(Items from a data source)
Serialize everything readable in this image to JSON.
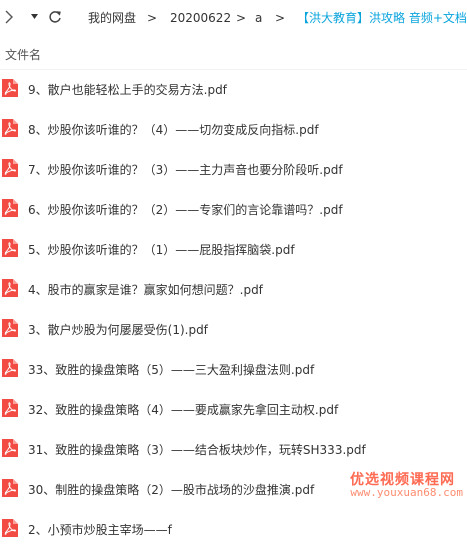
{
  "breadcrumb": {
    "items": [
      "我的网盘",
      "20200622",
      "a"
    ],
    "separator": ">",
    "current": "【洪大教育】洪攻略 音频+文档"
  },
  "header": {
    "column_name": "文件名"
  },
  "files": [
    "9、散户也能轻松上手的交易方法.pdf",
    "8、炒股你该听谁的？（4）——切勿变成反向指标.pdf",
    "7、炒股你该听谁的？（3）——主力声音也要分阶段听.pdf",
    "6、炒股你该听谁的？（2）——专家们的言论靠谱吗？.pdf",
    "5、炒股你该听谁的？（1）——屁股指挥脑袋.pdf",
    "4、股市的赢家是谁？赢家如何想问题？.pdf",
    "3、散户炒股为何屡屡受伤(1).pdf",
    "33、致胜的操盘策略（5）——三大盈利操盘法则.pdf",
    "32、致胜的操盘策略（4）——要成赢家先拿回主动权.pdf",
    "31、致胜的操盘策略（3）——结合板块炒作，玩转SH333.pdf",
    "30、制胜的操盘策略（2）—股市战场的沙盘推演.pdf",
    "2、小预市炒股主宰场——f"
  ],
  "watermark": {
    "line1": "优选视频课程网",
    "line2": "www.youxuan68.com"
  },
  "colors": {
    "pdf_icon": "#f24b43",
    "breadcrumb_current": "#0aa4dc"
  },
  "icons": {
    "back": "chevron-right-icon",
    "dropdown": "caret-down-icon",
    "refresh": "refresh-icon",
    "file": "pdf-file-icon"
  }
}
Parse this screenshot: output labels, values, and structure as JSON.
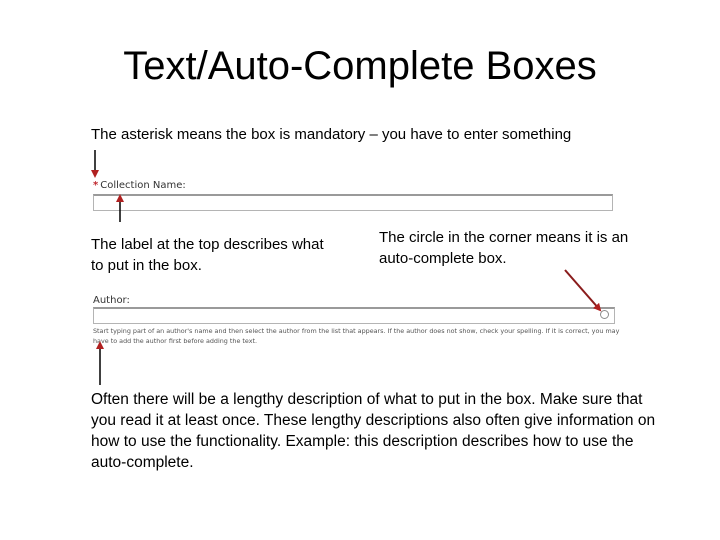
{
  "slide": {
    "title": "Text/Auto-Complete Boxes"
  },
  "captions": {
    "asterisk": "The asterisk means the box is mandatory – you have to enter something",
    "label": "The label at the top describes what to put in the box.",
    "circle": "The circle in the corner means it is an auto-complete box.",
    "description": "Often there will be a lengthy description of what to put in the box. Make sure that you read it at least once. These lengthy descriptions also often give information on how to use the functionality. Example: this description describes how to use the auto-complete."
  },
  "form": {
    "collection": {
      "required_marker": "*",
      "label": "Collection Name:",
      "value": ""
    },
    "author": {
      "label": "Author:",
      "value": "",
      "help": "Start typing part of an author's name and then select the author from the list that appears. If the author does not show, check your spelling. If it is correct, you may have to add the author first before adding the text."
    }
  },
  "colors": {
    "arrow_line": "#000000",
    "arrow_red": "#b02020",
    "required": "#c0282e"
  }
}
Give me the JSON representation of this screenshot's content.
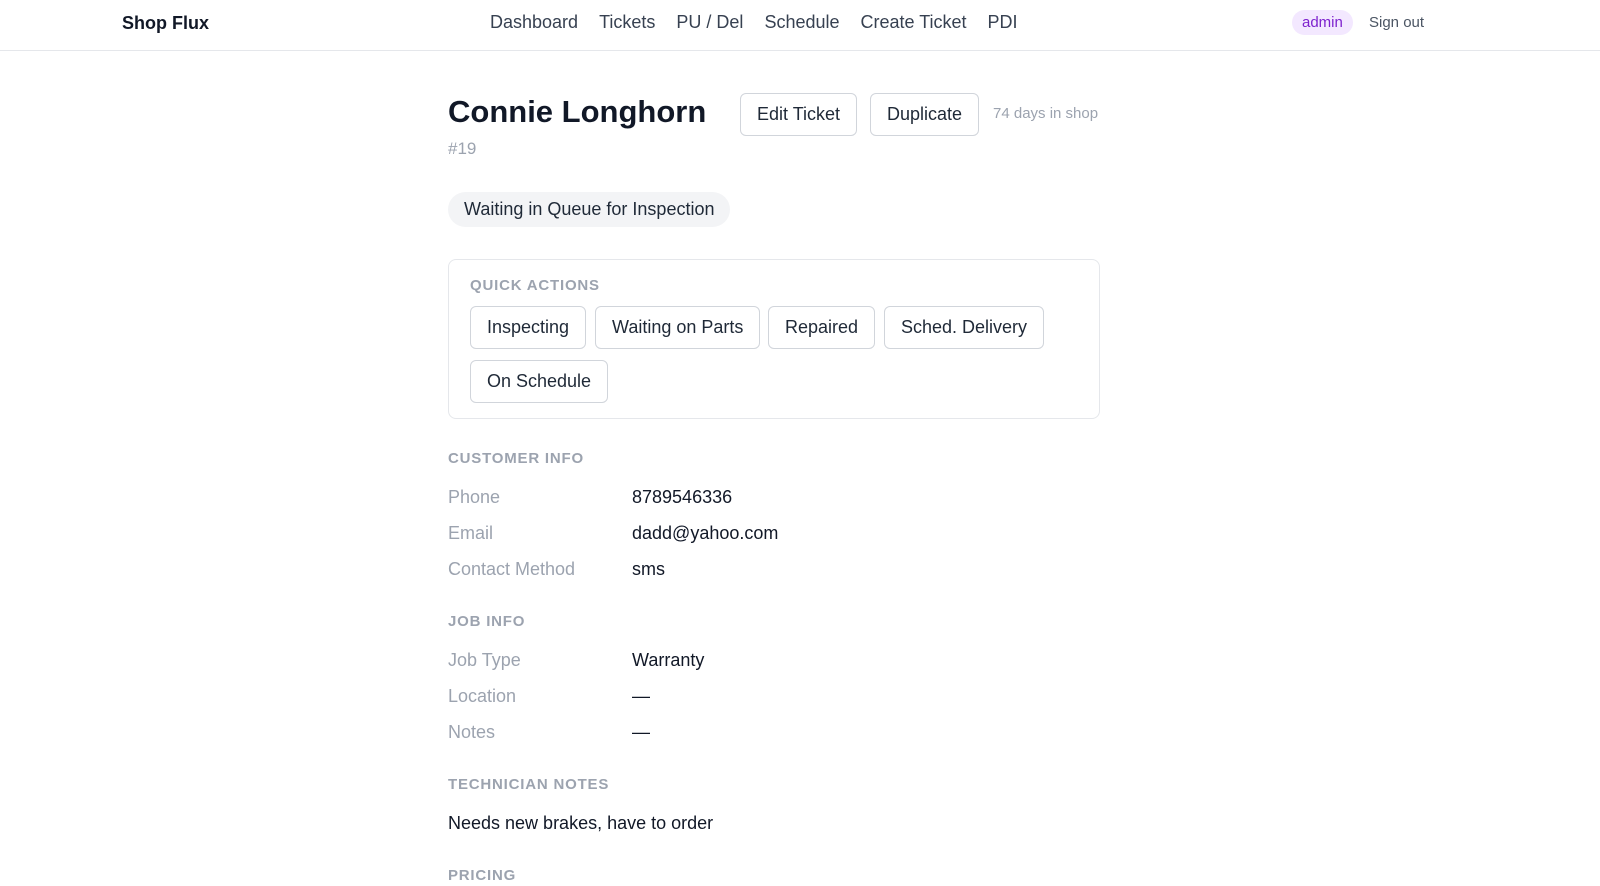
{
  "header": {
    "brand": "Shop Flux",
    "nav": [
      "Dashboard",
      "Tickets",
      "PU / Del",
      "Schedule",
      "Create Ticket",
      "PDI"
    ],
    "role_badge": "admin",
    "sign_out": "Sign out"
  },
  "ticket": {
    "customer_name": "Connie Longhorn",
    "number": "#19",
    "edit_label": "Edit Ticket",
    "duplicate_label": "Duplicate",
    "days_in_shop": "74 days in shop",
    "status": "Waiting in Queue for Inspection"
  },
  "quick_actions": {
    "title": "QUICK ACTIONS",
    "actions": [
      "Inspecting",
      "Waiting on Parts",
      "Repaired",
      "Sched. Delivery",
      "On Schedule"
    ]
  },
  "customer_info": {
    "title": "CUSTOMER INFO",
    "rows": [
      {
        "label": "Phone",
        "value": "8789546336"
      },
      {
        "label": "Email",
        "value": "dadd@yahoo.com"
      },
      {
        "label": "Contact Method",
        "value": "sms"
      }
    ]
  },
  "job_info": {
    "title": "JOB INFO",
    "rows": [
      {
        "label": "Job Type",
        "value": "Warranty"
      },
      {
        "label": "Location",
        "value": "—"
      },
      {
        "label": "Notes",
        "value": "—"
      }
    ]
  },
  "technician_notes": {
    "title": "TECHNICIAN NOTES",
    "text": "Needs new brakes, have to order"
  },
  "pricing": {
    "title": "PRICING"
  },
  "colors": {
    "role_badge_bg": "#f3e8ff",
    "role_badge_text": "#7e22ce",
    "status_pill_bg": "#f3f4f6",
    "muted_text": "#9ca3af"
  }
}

— To do —
Copy and report every line where the word "this" is present.

— Expected output —
Serialize everything readable in this image to JSON.
Parse this screenshot: output labels, values, and structure as JSON.
    "description": "Often there will be a lengthy description of what to put in the box. Make sure that you read it at least once. These lengthy descriptions also often give information on how to use the functionality. Example: this description describes how to use the auto-complete."
Give me the JSON representation of this screenshot's content.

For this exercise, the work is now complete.